##### MATERIAL FOR THIS EXERCISE #####

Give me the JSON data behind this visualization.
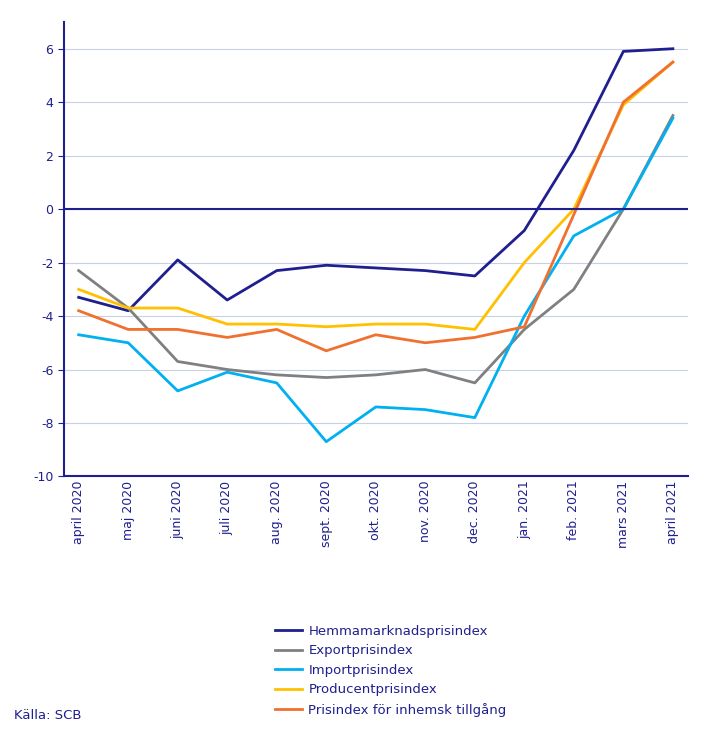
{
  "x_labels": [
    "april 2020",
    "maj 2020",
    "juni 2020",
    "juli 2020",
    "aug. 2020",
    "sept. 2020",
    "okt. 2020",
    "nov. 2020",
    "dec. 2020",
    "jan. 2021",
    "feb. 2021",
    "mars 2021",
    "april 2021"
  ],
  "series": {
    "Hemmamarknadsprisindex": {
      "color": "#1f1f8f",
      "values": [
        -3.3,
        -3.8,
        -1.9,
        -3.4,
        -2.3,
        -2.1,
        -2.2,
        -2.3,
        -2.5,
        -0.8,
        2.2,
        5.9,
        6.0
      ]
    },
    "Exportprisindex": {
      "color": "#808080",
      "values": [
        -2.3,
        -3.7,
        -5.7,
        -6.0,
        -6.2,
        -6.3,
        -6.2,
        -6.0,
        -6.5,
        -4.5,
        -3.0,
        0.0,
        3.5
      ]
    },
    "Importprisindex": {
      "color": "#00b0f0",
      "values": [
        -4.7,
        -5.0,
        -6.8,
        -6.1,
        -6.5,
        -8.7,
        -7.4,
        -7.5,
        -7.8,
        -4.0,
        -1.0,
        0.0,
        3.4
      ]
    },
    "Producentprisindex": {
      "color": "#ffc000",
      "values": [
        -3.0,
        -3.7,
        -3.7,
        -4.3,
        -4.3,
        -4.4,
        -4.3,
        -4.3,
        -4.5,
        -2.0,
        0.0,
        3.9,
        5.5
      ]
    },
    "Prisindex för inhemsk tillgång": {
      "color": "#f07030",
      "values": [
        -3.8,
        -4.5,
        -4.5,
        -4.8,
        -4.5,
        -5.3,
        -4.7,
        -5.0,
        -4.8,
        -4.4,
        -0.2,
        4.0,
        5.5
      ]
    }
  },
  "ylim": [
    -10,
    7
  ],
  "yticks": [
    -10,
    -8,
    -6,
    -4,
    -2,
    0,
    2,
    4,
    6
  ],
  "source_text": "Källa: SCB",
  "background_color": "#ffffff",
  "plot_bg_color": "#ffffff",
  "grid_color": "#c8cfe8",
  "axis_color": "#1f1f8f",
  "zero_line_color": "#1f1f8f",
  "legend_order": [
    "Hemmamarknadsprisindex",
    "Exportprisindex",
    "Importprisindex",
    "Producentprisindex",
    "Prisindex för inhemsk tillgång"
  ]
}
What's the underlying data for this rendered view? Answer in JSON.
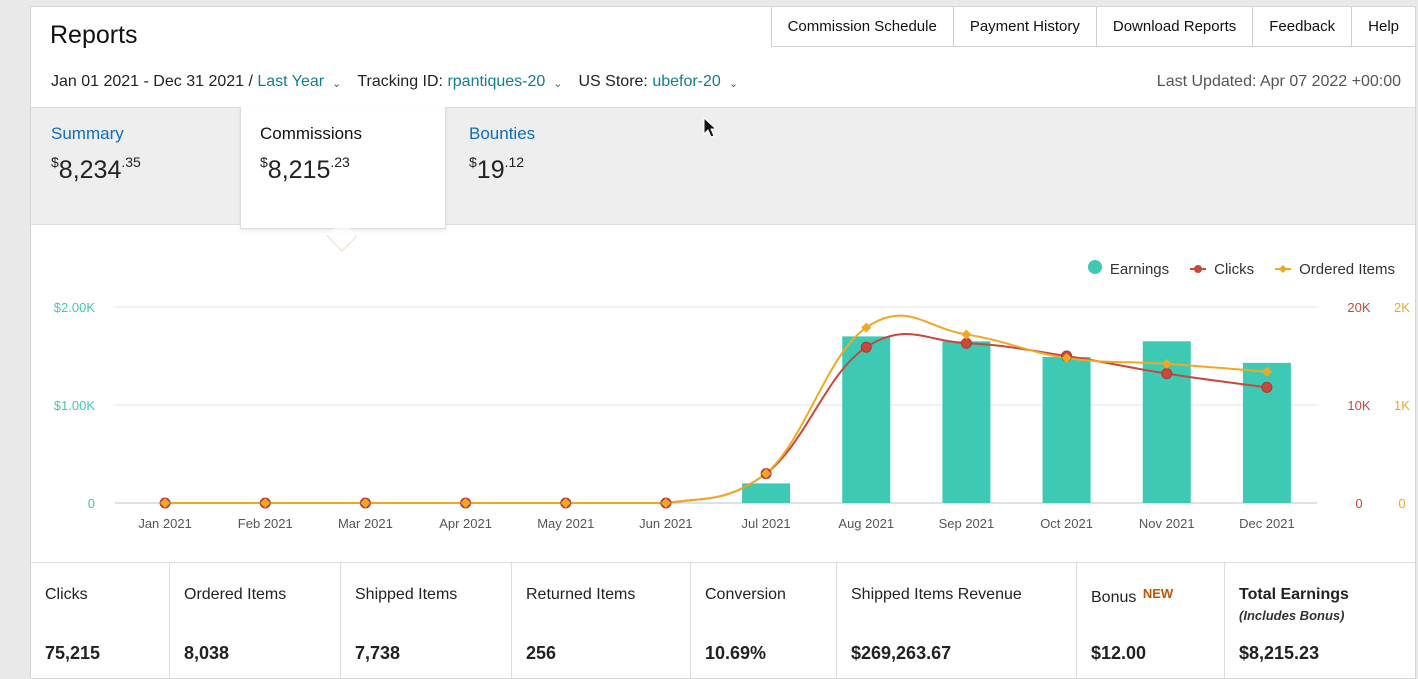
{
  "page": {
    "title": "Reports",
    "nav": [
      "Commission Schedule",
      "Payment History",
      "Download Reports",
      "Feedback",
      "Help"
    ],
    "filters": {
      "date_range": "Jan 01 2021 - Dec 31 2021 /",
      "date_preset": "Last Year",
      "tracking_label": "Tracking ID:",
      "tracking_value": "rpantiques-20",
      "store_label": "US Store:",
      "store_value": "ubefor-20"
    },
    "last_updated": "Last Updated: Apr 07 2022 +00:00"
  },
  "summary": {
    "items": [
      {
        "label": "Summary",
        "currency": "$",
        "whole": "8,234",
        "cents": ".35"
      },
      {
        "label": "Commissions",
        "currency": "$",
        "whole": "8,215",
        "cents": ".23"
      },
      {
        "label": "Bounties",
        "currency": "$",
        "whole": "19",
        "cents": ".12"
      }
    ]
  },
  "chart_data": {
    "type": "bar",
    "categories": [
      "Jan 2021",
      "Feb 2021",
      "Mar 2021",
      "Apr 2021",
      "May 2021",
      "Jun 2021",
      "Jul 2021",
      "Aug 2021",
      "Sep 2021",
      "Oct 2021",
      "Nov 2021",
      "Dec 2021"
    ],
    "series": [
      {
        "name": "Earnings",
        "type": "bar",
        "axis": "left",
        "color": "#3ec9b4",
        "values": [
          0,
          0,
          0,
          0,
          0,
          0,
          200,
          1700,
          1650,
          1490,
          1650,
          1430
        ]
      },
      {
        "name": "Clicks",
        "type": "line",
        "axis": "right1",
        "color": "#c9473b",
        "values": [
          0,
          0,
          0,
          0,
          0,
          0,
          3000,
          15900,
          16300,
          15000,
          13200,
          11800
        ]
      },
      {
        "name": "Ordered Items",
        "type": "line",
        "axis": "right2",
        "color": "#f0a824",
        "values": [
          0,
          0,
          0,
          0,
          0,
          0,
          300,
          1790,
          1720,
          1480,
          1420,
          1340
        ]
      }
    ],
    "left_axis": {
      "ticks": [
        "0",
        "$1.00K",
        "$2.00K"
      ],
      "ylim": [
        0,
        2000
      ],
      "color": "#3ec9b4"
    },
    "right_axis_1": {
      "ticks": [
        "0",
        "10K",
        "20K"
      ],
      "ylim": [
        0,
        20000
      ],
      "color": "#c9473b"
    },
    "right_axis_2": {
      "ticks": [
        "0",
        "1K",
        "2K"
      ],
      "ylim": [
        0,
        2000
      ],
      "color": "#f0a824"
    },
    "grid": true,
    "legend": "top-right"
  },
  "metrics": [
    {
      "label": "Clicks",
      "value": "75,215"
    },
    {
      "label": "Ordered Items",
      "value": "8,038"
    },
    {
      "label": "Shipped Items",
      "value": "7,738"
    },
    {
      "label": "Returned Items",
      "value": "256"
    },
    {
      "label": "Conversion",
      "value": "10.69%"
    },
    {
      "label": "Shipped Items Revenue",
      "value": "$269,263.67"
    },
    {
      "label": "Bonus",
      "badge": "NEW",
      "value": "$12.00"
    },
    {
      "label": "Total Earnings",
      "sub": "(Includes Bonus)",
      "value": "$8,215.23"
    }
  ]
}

#####

WHAT THE EXERCISE ASKS
Keep the pictures out and write out the records exactly.

EXPECTED ANSWER
Give me the JSON data behind this visualization.
{
  "x_labels": [
    "april 2020",
    "maj 2020",
    "juni 2020",
    "juli 2020",
    "aug. 2020",
    "sept. 2020",
    "okt. 2020",
    "nov. 2020",
    "dec. 2020",
    "jan. 2021",
    "feb. 2021",
    "mars 2021",
    "april 2021"
  ],
  "series": {
    "Hemmamarknadsprisindex": {
      "color": "#1f1f8f",
      "values": [
        -3.3,
        -3.8,
        -1.9,
        -3.4,
        -2.3,
        -2.1,
        -2.2,
        -2.3,
        -2.5,
        -0.8,
        2.2,
        5.9,
        6.0
      ]
    },
    "Exportprisindex": {
      "color": "#808080",
      "values": [
        -2.3,
        -3.7,
        -5.7,
        -6.0,
        -6.2,
        -6.3,
        -6.2,
        -6.0,
        -6.5,
        -4.5,
        -3.0,
        0.0,
        3.5
      ]
    },
    "Importprisindex": {
      "color": "#00b0f0",
      "values": [
        -4.7,
        -5.0,
        -6.8,
        -6.1,
        -6.5,
        -8.7,
        -7.4,
        -7.5,
        -7.8,
        -4.0,
        -1.0,
        0.0,
        3.4
      ]
    },
    "Producentprisindex": {
      "color": "#ffc000",
      "values": [
        -3.0,
        -3.7,
        -3.7,
        -4.3,
        -4.3,
        -4.4,
        -4.3,
        -4.3,
        -4.5,
        -2.0,
        0.0,
        3.9,
        5.5
      ]
    },
    "Prisindex för inhemsk tillgång": {
      "color": "#f07030",
      "values": [
        -3.8,
        -4.5,
        -4.5,
        -4.8,
        -4.5,
        -5.3,
        -4.7,
        -5.0,
        -4.8,
        -4.4,
        -0.2,
        4.0,
        5.5
      ]
    }
  },
  "ylim": [
    -10,
    7
  ],
  "yticks": [
    -10,
    -8,
    -6,
    -4,
    -2,
    0,
    2,
    4,
    6
  ],
  "source_text": "Källa: SCB",
  "background_color": "#ffffff",
  "plot_bg_color": "#ffffff",
  "grid_color": "#c8cfe8",
  "axis_color": "#1f1f8f",
  "zero_line_color": "#1f1f8f",
  "legend_order": [
    "Hemmamarknadsprisindex",
    "Exportprisindex",
    "Importprisindex",
    "Producentprisindex",
    "Prisindex för inhemsk tillgång"
  ]
}
What's the underlying data for this rendered view? Answer in JSON.
{
  "page": {
    "title": "Reports",
    "nav": [
      "Commission Schedule",
      "Payment History",
      "Download Reports",
      "Feedback",
      "Help"
    ],
    "filters": {
      "date_range": "Jan 01 2021 - Dec 31 2021 /",
      "date_preset": "Last Year",
      "tracking_label": "Tracking ID:",
      "tracking_value": "rpantiques-20",
      "store_label": "US Store:",
      "store_value": "ubefor-20"
    },
    "last_updated": "Last Updated: Apr 07 2022 +00:00"
  },
  "summary": {
    "items": [
      {
        "label": "Summary",
        "currency": "$",
        "whole": "8,234",
        "cents": ".35"
      },
      {
        "label": "Commissions",
        "currency": "$",
        "whole": "8,215",
        "cents": ".23"
      },
      {
        "label": "Bounties",
        "currency": "$",
        "whole": "19",
        "cents": ".12"
      }
    ]
  },
  "chart_data": {
    "type": "bar",
    "categories": [
      "Jan 2021",
      "Feb 2021",
      "Mar 2021",
      "Apr 2021",
      "May 2021",
      "Jun 2021",
      "Jul 2021",
      "Aug 2021",
      "Sep 2021",
      "Oct 2021",
      "Nov 2021",
      "Dec 2021"
    ],
    "series": [
      {
        "name": "Earnings",
        "type": "bar",
        "axis": "left",
        "color": "#3ec9b4",
        "values": [
          0,
          0,
          0,
          0,
          0,
          0,
          200,
          1700,
          1650,
          1490,
          1650,
          1430
        ]
      },
      {
        "name": "Clicks",
        "type": "line",
        "axis": "right1",
        "color": "#c9473b",
        "values": [
          0,
          0,
          0,
          0,
          0,
          0,
          3000,
          15900,
          16300,
          15000,
          13200,
          11800
        ]
      },
      {
        "name": "Ordered Items",
        "type": "line",
        "axis": "right2",
        "color": "#f0a824",
        "values": [
          0,
          0,
          0,
          0,
          0,
          0,
          300,
          1790,
          1720,
          1480,
          1420,
          1340
        ]
      }
    ],
    "left_axis": {
      "ticks": [
        "0",
        "$1.00K",
        "$2.00K"
      ],
      "ylim": [
        0,
        2000
      ],
      "color": "#3ec9b4"
    },
    "right_axis_1": {
      "ticks": [
        "0",
        "10K",
        "20K"
      ],
      "ylim": [
        0,
        20000
      ],
      "color": "#c9473b"
    },
    "right_axis_2": {
      "ticks": [
        "0",
        "1K",
        "2K"
      ],
      "ylim": [
        0,
        2000
      ],
      "color": "#f0a824"
    },
    "grid": true,
    "legend": "top-right"
  },
  "metrics": [
    {
      "label": "Clicks",
      "value": "75,215"
    },
    {
      "label": "Ordered Items",
      "value": "8,038"
    },
    {
      "label": "Shipped Items",
      "value": "7,738"
    },
    {
      "label": "Returned Items",
      "value": "256"
    },
    {
      "label": "Conversion",
      "value": "10.69%"
    },
    {
      "label": "Shipped Items Revenue",
      "value": "$269,263.67"
    },
    {
      "label": "Bonus",
      "badge": "NEW",
      "value": "$12.00"
    },
    {
      "label": "Total Earnings",
      "sub": "(Includes Bonus)",
      "value": "$8,215.23"
    }
  ]
}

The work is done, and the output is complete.